**Aim of the exercise**
Where a line holds "area", copy it.

________________________________________

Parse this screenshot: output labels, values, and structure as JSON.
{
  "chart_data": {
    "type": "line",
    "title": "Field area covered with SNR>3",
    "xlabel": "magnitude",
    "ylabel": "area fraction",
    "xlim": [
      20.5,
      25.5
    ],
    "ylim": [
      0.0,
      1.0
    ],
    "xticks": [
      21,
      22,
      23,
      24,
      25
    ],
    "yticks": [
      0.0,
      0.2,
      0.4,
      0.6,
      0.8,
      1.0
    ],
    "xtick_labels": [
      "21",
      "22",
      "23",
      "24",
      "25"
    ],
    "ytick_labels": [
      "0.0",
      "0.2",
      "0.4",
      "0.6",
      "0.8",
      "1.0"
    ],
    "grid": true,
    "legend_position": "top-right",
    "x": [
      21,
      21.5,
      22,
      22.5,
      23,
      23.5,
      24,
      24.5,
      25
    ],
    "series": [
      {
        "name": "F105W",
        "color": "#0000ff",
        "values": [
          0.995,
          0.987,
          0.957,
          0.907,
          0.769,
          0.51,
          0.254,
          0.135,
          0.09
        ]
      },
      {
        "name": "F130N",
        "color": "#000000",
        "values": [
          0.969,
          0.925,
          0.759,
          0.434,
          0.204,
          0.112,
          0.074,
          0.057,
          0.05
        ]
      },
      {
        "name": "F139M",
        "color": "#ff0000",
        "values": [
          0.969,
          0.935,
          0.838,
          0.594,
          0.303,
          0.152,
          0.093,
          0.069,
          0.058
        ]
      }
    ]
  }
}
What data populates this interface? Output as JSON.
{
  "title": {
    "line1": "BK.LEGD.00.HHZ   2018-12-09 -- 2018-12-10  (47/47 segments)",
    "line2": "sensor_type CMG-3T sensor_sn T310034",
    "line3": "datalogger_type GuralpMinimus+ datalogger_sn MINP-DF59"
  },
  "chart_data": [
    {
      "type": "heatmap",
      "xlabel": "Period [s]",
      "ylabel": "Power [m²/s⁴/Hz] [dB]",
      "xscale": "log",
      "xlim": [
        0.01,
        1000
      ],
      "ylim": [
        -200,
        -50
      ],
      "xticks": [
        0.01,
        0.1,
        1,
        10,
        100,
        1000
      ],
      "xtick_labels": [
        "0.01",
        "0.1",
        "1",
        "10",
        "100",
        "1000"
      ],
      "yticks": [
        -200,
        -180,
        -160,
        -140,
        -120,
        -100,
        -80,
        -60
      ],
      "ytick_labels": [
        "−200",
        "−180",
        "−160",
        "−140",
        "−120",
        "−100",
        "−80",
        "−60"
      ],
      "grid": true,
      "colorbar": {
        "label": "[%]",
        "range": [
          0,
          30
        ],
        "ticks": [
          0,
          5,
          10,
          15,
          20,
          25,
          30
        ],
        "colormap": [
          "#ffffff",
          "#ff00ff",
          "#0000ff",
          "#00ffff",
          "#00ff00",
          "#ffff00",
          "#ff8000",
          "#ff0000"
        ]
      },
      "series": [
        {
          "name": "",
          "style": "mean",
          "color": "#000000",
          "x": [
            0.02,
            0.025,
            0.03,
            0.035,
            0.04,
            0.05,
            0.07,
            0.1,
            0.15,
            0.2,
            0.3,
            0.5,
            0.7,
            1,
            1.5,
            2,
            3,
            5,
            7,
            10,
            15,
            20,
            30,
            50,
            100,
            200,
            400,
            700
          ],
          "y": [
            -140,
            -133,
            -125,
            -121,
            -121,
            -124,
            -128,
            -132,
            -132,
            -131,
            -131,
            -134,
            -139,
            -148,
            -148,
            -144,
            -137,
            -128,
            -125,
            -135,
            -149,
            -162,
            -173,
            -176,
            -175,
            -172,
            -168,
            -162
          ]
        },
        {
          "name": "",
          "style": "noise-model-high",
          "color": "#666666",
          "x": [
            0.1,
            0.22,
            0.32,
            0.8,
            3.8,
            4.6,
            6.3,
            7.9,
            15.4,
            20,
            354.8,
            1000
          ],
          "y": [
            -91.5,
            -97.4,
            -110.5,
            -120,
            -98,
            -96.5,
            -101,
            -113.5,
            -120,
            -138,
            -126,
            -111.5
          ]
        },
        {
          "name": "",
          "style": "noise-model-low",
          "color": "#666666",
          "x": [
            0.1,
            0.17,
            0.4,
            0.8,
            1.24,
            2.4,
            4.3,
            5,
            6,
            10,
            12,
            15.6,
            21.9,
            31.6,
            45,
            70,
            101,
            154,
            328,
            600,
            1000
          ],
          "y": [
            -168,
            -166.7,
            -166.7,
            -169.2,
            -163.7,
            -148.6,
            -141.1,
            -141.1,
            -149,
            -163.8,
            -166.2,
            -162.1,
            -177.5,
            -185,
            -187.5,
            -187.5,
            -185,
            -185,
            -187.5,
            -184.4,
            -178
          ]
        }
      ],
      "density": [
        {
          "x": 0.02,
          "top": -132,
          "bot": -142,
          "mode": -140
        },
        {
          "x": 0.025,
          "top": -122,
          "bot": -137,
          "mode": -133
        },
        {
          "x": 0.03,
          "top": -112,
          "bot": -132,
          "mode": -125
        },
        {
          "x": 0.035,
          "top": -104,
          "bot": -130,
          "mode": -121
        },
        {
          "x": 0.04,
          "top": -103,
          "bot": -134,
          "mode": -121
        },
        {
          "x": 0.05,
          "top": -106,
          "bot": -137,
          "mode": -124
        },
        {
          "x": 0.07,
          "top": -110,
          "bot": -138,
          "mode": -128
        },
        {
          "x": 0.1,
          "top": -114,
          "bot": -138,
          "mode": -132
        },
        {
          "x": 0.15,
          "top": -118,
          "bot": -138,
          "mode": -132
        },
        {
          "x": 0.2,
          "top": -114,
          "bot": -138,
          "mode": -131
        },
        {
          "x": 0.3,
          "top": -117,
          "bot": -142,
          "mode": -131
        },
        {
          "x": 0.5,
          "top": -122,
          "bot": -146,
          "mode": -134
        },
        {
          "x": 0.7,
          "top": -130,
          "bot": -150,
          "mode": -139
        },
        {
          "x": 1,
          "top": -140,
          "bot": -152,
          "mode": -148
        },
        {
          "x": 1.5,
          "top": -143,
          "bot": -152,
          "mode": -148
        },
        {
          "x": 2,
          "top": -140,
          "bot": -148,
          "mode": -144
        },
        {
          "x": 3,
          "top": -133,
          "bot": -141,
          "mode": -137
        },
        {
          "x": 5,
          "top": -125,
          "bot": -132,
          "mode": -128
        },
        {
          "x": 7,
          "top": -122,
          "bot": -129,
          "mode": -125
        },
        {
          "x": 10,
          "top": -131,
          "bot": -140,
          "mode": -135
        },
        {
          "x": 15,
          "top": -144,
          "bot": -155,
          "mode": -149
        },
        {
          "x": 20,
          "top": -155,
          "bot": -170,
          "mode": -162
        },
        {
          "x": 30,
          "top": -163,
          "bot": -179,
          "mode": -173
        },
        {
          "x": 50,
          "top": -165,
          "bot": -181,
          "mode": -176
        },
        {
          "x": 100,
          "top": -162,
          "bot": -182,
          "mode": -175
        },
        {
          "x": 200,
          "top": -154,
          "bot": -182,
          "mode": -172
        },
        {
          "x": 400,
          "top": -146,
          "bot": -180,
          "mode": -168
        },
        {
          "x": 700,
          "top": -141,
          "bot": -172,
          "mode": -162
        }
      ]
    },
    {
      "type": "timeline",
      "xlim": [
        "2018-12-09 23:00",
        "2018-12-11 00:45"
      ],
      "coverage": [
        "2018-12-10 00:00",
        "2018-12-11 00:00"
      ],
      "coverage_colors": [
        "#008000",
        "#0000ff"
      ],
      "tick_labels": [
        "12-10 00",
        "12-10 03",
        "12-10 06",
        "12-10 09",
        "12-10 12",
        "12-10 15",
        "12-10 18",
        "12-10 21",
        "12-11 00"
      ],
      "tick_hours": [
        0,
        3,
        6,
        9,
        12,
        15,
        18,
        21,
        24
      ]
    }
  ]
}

________________________________________

**Written answer**
    "title": "Field area covered with SNR>3",
    "ylabel": "area fraction",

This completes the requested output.